▸ **DIRECTION**: What follows is a block of records; reproduce all of it verbatim.

--- start of WORKING DATA ---

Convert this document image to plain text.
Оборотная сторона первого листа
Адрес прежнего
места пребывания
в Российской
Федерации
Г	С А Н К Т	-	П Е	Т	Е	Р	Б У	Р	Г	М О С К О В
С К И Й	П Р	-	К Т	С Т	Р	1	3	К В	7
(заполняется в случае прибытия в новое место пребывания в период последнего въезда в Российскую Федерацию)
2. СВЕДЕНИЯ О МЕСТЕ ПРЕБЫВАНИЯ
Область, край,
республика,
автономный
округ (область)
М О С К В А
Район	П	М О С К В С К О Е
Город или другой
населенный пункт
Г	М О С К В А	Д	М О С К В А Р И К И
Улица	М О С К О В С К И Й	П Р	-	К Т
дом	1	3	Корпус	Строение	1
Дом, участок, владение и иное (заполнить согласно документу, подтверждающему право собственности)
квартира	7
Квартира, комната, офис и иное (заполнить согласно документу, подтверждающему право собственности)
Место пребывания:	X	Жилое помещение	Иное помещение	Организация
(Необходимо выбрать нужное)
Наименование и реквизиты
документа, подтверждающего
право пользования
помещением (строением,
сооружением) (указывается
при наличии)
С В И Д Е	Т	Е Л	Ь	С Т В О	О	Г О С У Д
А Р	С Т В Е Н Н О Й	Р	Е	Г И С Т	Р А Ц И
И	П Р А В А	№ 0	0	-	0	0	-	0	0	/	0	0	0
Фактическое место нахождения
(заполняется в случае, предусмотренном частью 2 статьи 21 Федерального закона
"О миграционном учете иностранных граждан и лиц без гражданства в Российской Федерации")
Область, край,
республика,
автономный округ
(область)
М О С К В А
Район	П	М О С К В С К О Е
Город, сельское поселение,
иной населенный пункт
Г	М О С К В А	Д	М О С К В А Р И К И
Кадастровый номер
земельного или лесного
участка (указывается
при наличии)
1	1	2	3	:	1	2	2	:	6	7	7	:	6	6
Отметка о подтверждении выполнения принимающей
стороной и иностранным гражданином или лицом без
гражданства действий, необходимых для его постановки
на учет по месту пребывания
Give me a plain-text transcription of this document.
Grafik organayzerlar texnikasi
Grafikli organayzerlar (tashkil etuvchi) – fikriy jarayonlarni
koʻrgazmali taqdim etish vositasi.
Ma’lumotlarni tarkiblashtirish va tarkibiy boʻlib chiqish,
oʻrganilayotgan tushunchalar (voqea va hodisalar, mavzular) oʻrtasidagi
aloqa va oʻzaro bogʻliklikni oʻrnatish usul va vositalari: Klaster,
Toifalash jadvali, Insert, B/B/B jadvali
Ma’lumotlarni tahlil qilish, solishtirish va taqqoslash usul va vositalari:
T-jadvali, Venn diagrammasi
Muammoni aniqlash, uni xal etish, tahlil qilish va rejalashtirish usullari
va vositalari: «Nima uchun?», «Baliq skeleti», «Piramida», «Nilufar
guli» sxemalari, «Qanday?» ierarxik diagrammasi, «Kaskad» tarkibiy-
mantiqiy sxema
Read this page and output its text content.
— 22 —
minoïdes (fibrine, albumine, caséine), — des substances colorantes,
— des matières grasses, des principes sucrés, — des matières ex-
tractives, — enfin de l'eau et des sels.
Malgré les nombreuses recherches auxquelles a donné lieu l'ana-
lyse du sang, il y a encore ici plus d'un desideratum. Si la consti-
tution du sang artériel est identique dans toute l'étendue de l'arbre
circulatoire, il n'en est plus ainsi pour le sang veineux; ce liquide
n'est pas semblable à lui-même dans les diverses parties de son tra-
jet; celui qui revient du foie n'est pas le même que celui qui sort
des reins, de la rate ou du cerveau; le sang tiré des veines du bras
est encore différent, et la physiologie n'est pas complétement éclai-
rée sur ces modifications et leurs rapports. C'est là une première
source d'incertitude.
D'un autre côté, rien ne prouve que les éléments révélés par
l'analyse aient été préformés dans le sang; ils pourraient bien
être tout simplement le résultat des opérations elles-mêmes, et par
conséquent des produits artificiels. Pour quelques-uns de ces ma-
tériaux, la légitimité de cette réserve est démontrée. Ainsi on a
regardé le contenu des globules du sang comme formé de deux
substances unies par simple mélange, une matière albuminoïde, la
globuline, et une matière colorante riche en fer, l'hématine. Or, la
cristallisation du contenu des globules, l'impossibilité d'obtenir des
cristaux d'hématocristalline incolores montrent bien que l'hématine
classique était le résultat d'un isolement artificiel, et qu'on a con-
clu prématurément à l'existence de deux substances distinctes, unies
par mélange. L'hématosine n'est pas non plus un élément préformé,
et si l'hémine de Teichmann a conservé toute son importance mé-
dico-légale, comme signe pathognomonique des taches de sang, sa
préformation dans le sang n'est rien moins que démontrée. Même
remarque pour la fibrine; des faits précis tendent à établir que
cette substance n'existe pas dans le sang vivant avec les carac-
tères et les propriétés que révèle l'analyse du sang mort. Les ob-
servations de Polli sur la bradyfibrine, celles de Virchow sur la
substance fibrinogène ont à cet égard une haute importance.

--- end of WORKING DATA ---

▸ **WRITTEN REPLY**:
Convert this document image to plain text.
Оборотная сторона первого листа
Адрес прежнего
места пребывания
в Российской
Федерации
Г	С А Н К Т	-	П Е	Т	Е	Р	Б У	Р	Г	М О С К О В
С К И Й	П Р	-	К Т	С Т	Р	1	3	К В	7
(заполняется в случае прибытия в новое место пребывания в период последнего въезда в Российскую Федерацию)
2. СВЕДЕНИЯ О МЕСТЕ ПРЕБЫВАНИЯ
Область, край,
республика,
автономный
округ (область)
М О С К В А
Район	П	М О С К В С К О Е
Город или другой
населенный пункт
Г	М О С К В А	Д	М О С К В А Р И К И
Улица	М О С К О В С К И Й	П Р	-	К Т
дом	1	3	Корпус	Строение	1
Дом, участок, владение и иное (заполнить согласно документу, подтверждающему право собственности)
квартира	7
Квартира, комната, офис и иное (заполнить согласно документу, подтверждающему право собственности)
Место пребывания:	X	Жилое помещение	Иное помещение	Организация
(Необходимо выбрать нужное)
Наименование и реквизиты
документа, подтверждающего
право пользования
помещением (строением,
сооружением) (указывается
при наличии)
С В И Д Е	Т	Е Л	Ь	С Т В О	О	Г О С У Д
А Р	С Т В Е Н Н О Й	Р	Е	Г И С Т	Р А Ц И
И	П Р А В А	№ 0	0	-	0	0	-	0	0	/	0	0	0
Фактическое место нахождения
(заполняется в случае, предусмотренном частью 2 статьи 21 Федерального закона
"О миграционном учете иностранных граждан и лиц без гражданства в Российской Федерации")
Область, край,
республика,
автономный округ
(область)
М О С К В А
Район	П	М О С К В С К О Е
Город, сельское поселение,
иной населенный пункт
Г	М О С К В А	Д	М О С К В А Р И К И
Кадастровый номер
земельного или лесного
участка (указывается
при наличии)
1	1	2	3	:	1	2	2	:	6	7	7	:	6	6
Отметка о подтверждении выполнения принимающей
стороной и иностранным гражданином или лицом без
гражданства действий, необходимых для его постановки
на учет по месту пребывания
Give me a plain-text transcription of this document.
Grafik organayzerlar texnikasi
Grafikli organayzerlar (tashkil etuvchi) – fikriy jarayonlarni
koʻrgazmali taqdim etish vositasi.
Ma’lumotlarni tarkiblashtirish va tarkibiy boʻlib chiqish,
oʻrganilayotgan tushunchalar (voqea va hodisalar, mavzular) oʻrtasidagi
aloqa va oʻzaro bogʻliklikni oʻrnatish usul va vositalari: Klaster,
Toifalash jadvali, Insert, B/B/B jadvali
Ma’lumotlarni tahlil qilish, solishtirish va taqqoslash usul va vositalari:
T-jadvali, Venn diagrammasi
Muammoni aniqlash, uni xal etish, tahlil qilish va rejalashtirish usullari
va vositalari: «Nima uchun?», «Baliq skeleti», «Piramida», «Nilufar
guli» sxemalari, «Qanday?» ierarxik diagrammasi, «Kaskad» tarkibiy-
mantiqiy sxema
Read this page and output its text content.
— 22 —
minoïdes (fibrine, albumine, caséine), — des substances colorantes,
— des matières grasses, des principes sucrés, — des matières ex-
tractives, — enfin de l'eau et des sels.
Malgré les nombreuses recherches auxquelles a donné lieu l'ana-
lyse du sang, il y a encore ici plus d'un desideratum. Si la consti-
tution du sang artériel est identique dans toute l'étendue de l'arbre
circulatoire, il n'en est plus ainsi pour le sang veineux; ce liquide
n'est pas semblable à lui-même dans les diverses parties de son tra-
jet; celui qui revient du foie n'est pas le même que celui qui sort
des reins, de la rate ou du cerveau; le sang tiré des veines du bras
est encore différent, et la physiologie n'est pas complétement éclai-
rée sur ces modifications et leurs rapports. C'est là une première
source d'incertitude.
D'un autre côté, rien ne prouve que les éléments révélés par
l'analyse aient été préformés dans le sang; ils pourraient bien
être tout simplement le résultat des opérations elles-mêmes, et par
conséquent des produits artificiels. Pour quelques-uns de ces ma-
tériaux, la légitimité de cette réserve est démontrée. Ainsi on a
regardé le contenu des globules du sang comme formé de deux
substances unies par simple mélange, une matière albuminoïde, la
globuline, et une matière colorante riche en fer, l'hématine. Or, la
cristallisation du contenu des globules, l'impossibilité d'obtenir des
cristaux d'hématocristalline incolores montrent bien que l'hématine
classique était le résultat d'un isolement artificiel, et qu'on a con-
clu prématurément à l'existence de deux substances distinctes, unies
par mélange. L'hématosine n'est pas non plus un élément préformé,
et si l'hémine de Teichmann a conservé toute son importance mé-
dico-légale, comme signe pathognomonique des taches de sang, sa
préformation dans le sang n'est rien moins que démontrée. Même
remarque pour la fibrine; des faits précis tendent à établir que
cette substance n'existe pas dans le sang vivant avec les carac-
tères et les propriétés que révèle l'analyse du sang mort. Les ob-
servations de Polli sur la bradyfibrine, celles de Virchow sur la
substance fibrinogène ont à cet égard une haute importance.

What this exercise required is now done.